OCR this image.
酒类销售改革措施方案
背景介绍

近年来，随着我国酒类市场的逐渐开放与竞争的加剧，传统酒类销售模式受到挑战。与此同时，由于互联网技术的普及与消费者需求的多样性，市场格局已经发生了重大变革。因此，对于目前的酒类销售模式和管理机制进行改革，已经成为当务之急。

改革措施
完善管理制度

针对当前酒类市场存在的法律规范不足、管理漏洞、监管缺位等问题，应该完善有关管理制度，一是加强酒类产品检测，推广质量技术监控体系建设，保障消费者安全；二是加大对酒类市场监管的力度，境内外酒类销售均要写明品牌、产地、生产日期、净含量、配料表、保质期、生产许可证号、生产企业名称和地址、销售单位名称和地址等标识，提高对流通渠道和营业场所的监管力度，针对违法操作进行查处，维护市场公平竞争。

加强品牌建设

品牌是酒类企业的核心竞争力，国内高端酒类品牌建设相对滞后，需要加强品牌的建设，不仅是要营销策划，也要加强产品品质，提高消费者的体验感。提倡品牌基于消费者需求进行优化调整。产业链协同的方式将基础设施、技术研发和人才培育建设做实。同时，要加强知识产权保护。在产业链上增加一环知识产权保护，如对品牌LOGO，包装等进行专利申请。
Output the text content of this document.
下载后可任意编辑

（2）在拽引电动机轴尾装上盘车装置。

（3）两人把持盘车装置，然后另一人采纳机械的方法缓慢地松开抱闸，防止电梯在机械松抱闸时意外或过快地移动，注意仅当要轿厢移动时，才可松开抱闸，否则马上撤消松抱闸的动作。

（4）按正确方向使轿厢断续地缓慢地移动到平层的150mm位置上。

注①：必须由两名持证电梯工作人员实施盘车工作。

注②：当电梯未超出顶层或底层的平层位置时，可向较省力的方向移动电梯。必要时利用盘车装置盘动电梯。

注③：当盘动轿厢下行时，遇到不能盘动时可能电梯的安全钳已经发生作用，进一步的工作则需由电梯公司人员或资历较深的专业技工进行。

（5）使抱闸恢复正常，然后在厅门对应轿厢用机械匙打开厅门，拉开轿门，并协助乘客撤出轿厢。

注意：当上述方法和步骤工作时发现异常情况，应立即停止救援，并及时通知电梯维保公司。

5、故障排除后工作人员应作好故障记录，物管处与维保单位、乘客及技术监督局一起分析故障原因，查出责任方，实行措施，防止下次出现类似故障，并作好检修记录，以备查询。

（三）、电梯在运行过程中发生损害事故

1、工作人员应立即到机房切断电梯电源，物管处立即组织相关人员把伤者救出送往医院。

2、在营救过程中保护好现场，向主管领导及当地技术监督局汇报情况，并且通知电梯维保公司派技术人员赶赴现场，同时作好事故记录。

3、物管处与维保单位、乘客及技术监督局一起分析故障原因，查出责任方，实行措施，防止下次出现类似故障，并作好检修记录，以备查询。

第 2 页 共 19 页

SHORT TASK:
Would you restate each of the entries word for word?

PROBLEM SOLUTION:
OCR this image.
酒类销售改革措施方案
背景介绍

近年来，随着我国酒类市场的逐渐开放与竞争的加剧，传统酒类销售模式受到挑战。与此同时，由于互联网技术的普及与消费者需求的多样性，市场格局已经发生了重大变革。因此，对于目前的酒类销售模式和管理机制进行改革，已经成为当务之急。

改革措施
完善管理制度

针对当前酒类市场存在的法律规范不足、管理漏洞、监管缺位等问题，应该完善有关管理制度，一是加强酒类产品检测，推广质量技术监控体系建设，保障消费者安全；二是加大对酒类市场监管的力度，境内外酒类销售均要写明品牌、产地、生产日期、净含量、配料表、保质期、生产许可证号、生产企业名称和地址、销售单位名称和地址等标识，提高对流通渠道和营业场所的监管力度，针对违法操作进行查处，维护市场公平竞争。

加强品牌建设

品牌是酒类企业的核心竞争力，国内高端酒类品牌建设相对滞后，需要加强品牌的建设，不仅是要营销策划，也要加强产品品质，提高消费者的体验感。提倡品牌基于消费者需求进行优化调整。产业链协同的方式将基础设施、技术研发和人才培育建设做实。同时，要加强知识产权保护。在产业链上增加一环知识产权保护，如对品牌LOGO，包装等进行专利申请。
Output the text content of this document.
下载后可任意编辑

（2）在拽引电动机轴尾装上盘车装置。

（3）两人把持盘车装置，然后另一人采纳机械的方法缓慢地松开抱闸，防止电梯在机械松抱闸时意外或过快地移动，注意仅当要轿厢移动时，才可松开抱闸，否则马上撤消松抱闸的动作。

（4）按正确方向使轿厢断续地缓慢地移动到平层的150mm位置上。

注①：必须由两名持证电梯工作人员实施盘车工作。

注②：当电梯未超出顶层或底层的平层位置时，可向较省力的方向移动电梯。必要时利用盘车装置盘动电梯。

注③：当盘动轿厢下行时，遇到不能盘动时可能电梯的安全钳已经发生作用，进一步的工作则需由电梯公司人员或资历较深的专业技工进行。

（5）使抱闸恢复正常，然后在厅门对应轿厢用机械匙打开厅门，拉开轿门，并协助乘客撤出轿厢。

注意：当上述方法和步骤工作时发现异常情况，应立即停止救援，并及时通知电梯维保公司。

5、故障排除后工作人员应作好故障记录，物管处与维保单位、乘客及技术监督局一起分析故障原因，查出责任方，实行措施，防止下次出现类似故障，并作好检修记录，以备查询。

（三）、电梯在运行过程中发生损害事故

1、工作人员应立即到机房切断电梯电源，物管处立即组织相关人员把伤者救出送往医院。

2、在营救过程中保护好现场，向主管领导及当地技术监督局汇报情况，并且通知电梯维保公司派技术人员赶赴现场，同时作好事故记录。

3、物管处与维保单位、乘客及技术监督局一起分析故障原因，查出责任方，实行措施，防止下次出现类似故障，并作好检修记录，以备查询。

第 2 页 共 19 页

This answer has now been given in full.